◆ What to work on ◆
a - List every stock ticker symbol that appears in the Couche-Tard press release.
b - Write out the Couche-Tard press release word for word, beginning at the words "ATD.A, ATD.B /" and stopping after "board of directors.".

◆ Text extract ◆
§ §

ATD.A, ATD.B / TSX
LAVAL, QC, Aug. 19 /CNW Telbec/ - Alimentation Couche-Tard Inc. ("Couche-Tard") today mailed a letter to the shareholders of Casey's General Stores, Inc. ("Casey's") (NASDAQ: CASY) along with its definitive proxy materials in connection with the 2010 annual meeting of shareholders of Casey's to be held on September 23, 2010. Couche-Tard is soliciting votes to, among other things, elect its slate of eight highly qualified, independent candidates to the Casey's board of directors.
Alain Bouchard, President and Chief Executive Officer of Couche-Tard commented, "We are confident our candidates for the Casey's Board will bring independent oversight and exercise independent judgment in considering our all-cash offer. Without our offer, and especially given the impediments placed by Casey's in the path of any change of control transaction, we firmly believe that the shareholders of Casey's should expect that opportunities to realize a significant premium for their shares of common stock of Casey's will be non-existent in the near future. We urge the Casey's shareholders to send a clear and strong message to their Board that the Casey's shareholders want directors who will act in their best interests by voting FOR our highly qualified candidates at the Casey's annual meeting."

§ §

◆ Source material ◆
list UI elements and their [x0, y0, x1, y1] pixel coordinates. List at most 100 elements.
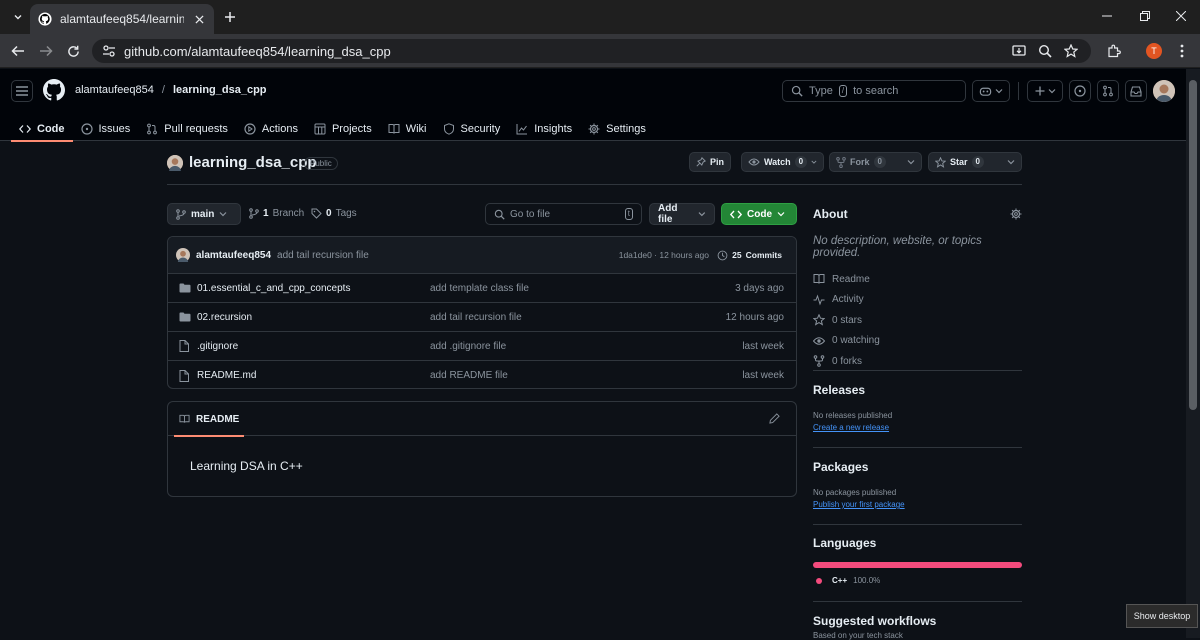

§ §

◆ Expected responses ◆
a -
ATD.A
ATD.B
CASY

b -
ATD.A, ATD.B / TSX
LAVAL, QC, Aug. 19 /CNW Telbec/ - Alimentation Couche-Tard Inc. ("Couche-Tard") today mailed a letter to the shareholders of Casey's General Stores, Inc. ("Casey's") (NASDAQ: CASY) along with its definitive proxy materials in connection with the 2010 annual meeting of shareholders of Casey's to be held on September 23, 2010. Couche-Tard is soliciting votes to, among other things, elect its slate of eight highly qualified, independent candidates to the Casey's board of directors.